TASK REQUIREMENTS:
Pick out each line below containing "palette".

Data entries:
• • • • •

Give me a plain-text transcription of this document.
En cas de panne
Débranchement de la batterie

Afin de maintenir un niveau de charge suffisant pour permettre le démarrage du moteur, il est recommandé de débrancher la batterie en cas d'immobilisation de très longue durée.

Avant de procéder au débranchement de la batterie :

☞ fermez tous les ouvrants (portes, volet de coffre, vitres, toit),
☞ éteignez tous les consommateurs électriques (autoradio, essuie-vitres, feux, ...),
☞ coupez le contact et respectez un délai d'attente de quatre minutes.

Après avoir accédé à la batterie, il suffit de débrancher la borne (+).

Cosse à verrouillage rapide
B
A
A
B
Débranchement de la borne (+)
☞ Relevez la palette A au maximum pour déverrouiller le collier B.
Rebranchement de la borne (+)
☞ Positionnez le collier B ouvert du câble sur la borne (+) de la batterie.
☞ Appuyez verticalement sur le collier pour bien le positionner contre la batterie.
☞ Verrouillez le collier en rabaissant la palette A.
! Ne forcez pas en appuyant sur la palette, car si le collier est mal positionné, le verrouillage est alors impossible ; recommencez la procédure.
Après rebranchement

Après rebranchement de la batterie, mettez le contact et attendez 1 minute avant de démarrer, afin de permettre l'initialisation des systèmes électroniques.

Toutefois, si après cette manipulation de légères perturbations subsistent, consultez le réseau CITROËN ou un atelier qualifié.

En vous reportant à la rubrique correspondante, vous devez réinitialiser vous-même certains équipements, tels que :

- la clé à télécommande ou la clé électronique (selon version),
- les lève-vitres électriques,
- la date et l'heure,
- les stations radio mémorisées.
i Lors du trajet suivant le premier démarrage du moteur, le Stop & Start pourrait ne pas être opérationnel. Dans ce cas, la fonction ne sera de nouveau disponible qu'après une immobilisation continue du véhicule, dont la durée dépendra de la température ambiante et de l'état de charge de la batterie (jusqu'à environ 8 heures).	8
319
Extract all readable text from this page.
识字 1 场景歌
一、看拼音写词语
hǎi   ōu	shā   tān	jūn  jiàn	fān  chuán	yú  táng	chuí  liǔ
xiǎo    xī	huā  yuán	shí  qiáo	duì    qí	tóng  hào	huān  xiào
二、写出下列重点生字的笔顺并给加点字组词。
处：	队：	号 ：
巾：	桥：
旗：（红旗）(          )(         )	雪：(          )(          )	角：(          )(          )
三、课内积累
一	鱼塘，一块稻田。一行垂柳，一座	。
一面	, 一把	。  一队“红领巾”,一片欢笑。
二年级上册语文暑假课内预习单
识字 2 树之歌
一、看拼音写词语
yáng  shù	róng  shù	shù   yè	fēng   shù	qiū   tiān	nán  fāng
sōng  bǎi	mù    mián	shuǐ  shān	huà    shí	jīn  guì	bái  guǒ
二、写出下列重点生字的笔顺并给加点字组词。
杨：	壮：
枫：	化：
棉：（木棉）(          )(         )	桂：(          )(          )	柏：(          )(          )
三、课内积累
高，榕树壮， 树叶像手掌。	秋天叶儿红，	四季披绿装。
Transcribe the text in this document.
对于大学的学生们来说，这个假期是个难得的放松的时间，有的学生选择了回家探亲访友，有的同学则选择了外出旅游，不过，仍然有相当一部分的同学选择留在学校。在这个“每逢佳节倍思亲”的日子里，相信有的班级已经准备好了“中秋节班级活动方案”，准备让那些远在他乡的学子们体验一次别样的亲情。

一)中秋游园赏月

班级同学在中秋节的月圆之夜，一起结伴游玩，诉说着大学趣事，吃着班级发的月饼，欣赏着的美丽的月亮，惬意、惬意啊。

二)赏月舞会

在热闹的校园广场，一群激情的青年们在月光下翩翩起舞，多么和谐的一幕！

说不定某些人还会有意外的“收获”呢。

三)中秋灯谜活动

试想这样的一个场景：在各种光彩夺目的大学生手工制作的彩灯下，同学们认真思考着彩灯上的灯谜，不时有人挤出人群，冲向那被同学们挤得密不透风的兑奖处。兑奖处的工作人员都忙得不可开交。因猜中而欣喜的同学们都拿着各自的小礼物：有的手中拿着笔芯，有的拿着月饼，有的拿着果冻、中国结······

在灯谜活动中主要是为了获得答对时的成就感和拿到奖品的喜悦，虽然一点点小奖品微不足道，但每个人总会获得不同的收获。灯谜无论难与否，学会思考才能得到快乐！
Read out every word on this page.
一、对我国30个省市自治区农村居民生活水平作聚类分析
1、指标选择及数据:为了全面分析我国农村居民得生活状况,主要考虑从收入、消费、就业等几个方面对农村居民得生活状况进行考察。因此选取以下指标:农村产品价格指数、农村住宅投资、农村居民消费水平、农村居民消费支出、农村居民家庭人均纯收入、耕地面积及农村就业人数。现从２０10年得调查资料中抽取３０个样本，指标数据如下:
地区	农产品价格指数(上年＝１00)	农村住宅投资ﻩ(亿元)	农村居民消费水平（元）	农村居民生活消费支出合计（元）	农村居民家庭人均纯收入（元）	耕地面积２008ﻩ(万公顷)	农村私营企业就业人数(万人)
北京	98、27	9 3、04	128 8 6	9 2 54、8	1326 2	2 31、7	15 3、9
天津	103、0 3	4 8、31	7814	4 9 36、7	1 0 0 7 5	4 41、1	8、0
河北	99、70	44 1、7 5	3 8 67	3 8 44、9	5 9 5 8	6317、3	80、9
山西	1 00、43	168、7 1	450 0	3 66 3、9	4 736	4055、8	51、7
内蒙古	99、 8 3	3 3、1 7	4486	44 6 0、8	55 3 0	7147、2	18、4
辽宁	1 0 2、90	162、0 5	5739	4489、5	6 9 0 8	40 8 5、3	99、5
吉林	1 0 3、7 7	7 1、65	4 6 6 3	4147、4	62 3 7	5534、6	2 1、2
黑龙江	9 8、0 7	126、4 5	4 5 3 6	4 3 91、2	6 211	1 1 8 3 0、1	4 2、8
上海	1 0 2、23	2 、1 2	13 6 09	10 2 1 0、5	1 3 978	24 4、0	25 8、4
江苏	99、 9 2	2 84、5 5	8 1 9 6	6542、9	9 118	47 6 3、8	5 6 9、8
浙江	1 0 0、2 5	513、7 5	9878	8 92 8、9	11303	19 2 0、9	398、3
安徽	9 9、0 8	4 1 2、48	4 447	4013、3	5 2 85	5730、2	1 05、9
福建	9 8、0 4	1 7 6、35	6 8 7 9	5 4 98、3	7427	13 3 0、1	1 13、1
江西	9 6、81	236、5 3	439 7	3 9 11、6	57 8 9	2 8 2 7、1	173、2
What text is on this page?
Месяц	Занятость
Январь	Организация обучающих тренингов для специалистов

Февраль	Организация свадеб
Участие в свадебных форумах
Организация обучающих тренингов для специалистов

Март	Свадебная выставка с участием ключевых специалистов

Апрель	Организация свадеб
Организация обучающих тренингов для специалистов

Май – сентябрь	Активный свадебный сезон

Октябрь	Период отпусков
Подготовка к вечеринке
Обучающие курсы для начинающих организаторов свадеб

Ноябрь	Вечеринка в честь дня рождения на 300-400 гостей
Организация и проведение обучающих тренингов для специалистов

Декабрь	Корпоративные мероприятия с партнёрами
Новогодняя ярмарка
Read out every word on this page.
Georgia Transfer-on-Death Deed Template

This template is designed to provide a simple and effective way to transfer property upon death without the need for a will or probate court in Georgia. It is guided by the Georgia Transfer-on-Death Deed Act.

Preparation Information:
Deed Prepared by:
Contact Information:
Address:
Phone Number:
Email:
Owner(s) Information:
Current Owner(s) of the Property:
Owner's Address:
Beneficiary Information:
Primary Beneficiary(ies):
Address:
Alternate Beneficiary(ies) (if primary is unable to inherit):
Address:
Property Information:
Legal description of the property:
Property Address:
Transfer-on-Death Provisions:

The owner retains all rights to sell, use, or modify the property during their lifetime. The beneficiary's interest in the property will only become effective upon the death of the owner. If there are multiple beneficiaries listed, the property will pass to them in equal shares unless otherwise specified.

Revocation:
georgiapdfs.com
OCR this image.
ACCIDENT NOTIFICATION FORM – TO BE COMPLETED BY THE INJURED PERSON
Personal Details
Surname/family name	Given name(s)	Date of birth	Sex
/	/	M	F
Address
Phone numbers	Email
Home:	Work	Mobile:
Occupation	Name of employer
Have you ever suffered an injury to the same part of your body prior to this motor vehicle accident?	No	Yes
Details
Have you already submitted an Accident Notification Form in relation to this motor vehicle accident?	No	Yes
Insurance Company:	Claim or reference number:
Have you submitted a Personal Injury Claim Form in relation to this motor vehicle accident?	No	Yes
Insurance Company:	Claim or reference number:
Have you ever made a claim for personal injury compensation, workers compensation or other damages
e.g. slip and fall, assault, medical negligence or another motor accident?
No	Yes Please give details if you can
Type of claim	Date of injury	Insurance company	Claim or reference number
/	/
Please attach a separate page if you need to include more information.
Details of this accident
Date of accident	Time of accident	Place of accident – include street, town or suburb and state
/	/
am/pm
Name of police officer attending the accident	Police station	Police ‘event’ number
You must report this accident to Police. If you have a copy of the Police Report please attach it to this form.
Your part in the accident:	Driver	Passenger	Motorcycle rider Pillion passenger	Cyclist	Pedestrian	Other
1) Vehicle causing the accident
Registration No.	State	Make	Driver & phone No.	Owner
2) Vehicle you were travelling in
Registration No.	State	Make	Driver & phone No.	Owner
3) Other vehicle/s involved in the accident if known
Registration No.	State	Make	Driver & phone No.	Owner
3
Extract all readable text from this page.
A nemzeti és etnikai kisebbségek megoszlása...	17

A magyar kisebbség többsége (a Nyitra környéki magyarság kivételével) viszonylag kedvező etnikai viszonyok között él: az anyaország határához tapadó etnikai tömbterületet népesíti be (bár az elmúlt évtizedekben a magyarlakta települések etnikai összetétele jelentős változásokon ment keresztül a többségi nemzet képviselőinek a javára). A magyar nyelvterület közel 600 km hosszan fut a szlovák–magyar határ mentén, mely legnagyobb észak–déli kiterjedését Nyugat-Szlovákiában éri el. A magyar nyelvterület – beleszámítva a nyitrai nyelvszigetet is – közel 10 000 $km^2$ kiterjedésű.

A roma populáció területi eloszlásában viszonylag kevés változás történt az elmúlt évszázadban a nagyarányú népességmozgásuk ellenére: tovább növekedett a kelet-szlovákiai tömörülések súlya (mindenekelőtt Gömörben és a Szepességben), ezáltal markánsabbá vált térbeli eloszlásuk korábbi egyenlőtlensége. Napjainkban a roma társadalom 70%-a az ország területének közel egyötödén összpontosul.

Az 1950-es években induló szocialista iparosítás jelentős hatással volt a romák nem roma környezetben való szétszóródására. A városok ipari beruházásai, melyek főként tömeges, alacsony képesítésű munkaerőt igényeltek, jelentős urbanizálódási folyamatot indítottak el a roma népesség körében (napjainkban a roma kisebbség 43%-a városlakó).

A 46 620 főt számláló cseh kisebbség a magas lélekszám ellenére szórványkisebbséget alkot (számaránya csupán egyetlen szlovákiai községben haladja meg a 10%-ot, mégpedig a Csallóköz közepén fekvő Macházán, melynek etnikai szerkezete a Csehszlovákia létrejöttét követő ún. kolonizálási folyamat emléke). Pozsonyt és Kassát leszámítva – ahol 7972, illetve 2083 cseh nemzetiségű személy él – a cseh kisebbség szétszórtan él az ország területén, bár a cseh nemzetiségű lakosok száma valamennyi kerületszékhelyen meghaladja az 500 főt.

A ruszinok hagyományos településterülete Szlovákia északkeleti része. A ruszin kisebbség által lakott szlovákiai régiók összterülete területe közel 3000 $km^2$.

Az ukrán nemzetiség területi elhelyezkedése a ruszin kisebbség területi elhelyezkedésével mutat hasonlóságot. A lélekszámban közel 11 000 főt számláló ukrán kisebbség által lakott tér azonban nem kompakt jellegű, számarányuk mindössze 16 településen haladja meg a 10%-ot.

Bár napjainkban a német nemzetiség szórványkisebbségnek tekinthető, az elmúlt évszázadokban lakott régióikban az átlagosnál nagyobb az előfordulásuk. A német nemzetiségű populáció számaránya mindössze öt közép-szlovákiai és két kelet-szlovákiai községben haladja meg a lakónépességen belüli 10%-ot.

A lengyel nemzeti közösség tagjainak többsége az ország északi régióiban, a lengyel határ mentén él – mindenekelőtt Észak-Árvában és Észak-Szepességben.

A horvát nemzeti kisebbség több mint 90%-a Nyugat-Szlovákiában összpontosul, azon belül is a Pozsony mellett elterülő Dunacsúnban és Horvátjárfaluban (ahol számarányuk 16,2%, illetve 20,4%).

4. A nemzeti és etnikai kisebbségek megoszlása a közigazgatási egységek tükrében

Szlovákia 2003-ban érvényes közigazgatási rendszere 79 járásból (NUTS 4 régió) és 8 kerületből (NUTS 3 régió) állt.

• • • • •

EXERCISE RESULT:
☞ Relevez la palette A au maximum pour déverrouiller le collier B.
☞ Verrouillez le collier en rabaissant la palette A.
! Ne forcez pas en appuyant sur la palette, car si le collier est mal positionné, le verrouillage est alors impossible ; recommencez la procédure.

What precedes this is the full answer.